**What the exercise asks**. Please copy the data below word for word, from its first line through the line that contains "text block: lorem ipsum paragraph: vulputate", including both of those lines.
====== Supplied information
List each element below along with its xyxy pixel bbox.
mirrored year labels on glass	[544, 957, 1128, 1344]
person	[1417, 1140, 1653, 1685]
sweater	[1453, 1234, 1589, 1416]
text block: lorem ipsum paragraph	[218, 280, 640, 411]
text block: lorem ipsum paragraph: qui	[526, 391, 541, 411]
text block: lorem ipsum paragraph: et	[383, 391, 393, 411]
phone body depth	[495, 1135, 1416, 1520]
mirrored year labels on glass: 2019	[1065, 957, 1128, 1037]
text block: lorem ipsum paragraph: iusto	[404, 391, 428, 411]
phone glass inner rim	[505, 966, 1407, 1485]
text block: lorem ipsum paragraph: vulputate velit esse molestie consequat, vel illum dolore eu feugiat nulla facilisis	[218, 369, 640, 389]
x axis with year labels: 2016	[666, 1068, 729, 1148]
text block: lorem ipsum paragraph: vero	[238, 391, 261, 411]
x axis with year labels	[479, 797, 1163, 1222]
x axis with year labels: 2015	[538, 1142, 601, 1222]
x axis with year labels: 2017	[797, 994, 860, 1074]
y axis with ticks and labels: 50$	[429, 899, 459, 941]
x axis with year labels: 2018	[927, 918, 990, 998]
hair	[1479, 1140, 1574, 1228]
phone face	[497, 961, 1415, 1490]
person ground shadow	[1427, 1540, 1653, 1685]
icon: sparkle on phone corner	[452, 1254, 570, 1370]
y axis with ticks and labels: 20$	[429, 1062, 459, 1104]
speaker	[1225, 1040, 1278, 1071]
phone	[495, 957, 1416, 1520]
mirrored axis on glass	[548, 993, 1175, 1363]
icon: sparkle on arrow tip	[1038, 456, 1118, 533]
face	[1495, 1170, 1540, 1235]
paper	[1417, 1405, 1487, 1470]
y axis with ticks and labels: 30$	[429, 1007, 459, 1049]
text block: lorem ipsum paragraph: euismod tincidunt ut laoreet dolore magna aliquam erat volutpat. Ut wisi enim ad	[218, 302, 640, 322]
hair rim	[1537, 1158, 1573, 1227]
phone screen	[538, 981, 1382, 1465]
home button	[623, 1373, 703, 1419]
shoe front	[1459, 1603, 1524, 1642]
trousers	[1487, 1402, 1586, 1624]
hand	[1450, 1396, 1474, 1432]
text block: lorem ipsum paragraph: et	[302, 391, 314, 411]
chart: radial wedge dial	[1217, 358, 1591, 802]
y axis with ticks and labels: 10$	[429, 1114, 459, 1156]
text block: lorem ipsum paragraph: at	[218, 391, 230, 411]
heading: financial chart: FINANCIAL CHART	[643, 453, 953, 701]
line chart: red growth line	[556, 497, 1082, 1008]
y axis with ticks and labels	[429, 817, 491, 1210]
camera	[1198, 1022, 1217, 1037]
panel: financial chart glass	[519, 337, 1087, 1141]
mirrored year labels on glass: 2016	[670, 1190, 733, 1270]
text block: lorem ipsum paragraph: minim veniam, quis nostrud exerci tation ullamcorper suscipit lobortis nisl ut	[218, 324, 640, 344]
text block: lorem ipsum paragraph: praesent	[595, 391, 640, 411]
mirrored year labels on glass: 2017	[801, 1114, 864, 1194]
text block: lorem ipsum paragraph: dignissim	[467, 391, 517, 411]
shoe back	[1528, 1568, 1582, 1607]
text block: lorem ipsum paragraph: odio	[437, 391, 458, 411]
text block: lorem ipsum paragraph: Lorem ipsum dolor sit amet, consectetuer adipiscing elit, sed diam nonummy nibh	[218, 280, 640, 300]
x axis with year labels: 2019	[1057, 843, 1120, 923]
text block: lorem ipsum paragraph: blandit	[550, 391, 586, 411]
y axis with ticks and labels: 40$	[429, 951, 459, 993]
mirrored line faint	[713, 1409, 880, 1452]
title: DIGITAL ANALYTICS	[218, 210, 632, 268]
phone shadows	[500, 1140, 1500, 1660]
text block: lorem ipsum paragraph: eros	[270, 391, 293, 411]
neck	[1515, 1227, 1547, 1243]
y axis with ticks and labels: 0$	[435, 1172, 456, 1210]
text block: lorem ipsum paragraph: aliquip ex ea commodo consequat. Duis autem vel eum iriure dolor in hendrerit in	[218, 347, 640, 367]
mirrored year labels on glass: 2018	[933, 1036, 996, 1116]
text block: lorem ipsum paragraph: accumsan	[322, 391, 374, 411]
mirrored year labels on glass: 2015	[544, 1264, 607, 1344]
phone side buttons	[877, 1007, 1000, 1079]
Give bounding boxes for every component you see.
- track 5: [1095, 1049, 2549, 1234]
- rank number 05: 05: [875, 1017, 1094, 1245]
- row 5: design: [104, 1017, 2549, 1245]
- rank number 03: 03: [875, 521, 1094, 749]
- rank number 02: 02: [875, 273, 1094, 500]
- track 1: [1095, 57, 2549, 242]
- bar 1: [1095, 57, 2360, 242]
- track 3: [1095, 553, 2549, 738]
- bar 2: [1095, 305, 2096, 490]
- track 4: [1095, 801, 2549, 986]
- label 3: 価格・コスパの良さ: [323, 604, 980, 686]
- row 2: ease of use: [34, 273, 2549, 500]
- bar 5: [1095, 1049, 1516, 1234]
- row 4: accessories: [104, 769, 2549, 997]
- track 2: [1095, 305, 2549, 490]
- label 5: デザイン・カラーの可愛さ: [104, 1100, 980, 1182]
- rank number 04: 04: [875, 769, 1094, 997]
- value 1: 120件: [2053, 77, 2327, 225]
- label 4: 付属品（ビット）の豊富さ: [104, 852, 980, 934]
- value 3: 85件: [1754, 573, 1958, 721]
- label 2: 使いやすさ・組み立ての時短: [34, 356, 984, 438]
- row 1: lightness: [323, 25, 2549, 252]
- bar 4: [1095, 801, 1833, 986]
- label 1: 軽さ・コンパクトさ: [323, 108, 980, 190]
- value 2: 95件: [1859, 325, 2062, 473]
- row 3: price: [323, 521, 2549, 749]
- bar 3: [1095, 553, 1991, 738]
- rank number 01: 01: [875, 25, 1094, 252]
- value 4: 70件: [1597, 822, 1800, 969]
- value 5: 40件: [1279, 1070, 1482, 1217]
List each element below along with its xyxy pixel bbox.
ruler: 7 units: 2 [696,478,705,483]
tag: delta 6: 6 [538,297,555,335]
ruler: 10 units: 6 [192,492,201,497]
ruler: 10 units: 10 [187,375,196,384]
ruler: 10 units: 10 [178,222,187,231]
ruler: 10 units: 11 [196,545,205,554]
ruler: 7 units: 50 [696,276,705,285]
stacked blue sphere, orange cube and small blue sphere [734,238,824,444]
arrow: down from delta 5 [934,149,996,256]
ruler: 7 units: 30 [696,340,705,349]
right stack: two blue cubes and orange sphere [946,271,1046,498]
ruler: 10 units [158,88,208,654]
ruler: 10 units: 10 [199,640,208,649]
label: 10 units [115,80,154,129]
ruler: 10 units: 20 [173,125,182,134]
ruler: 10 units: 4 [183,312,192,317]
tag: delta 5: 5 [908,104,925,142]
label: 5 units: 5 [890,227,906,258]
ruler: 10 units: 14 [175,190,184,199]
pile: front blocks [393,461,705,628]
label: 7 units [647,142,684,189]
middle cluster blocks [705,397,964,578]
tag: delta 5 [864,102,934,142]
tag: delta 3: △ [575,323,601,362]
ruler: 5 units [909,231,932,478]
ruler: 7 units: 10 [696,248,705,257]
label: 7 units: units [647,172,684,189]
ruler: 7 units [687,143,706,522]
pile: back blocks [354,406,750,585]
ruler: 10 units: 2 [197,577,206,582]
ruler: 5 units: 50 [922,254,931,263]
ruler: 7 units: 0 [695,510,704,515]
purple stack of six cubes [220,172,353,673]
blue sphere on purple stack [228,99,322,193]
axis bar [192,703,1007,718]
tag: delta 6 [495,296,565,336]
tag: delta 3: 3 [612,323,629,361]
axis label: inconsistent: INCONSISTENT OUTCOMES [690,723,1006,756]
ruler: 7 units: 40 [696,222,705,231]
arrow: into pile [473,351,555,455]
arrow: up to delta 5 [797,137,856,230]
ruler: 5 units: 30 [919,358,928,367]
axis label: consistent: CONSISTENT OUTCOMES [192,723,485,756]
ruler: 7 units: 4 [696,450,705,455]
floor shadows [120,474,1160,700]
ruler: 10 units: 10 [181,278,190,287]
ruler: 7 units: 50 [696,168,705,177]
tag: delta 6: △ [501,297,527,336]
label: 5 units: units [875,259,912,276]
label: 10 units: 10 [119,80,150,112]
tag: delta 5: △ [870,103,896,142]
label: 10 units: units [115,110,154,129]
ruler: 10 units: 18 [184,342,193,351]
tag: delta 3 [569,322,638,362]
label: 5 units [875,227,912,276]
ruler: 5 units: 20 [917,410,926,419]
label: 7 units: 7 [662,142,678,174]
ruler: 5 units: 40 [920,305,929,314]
============
**Output of the task**.
List each element below along with its xyxy pixel bbox.
mirrored year labels on glass	[544, 957, 1128, 1344]
person	[1417, 1140, 1653, 1685]
sweater	[1453, 1234, 1589, 1416]
text block: lorem ipsum paragraph	[218, 280, 640, 411]
text block: lorem ipsum paragraph: qui	[526, 391, 541, 411]
text block: lorem ipsum paragraph: et	[383, 391, 393, 411]
phone body depth	[495, 1135, 1416, 1520]
mirrored year labels on glass: 2019	[1065, 957, 1128, 1037]
text block: lorem ipsum paragraph: iusto	[404, 391, 428, 411]
phone glass inner rim	[505, 966, 1407, 1485]
text block: lorem ipsum paragraph: vulputate velit esse molestie consequat, vel illum dolore eu feugiat nulla facilisis	[218, 369, 640, 389]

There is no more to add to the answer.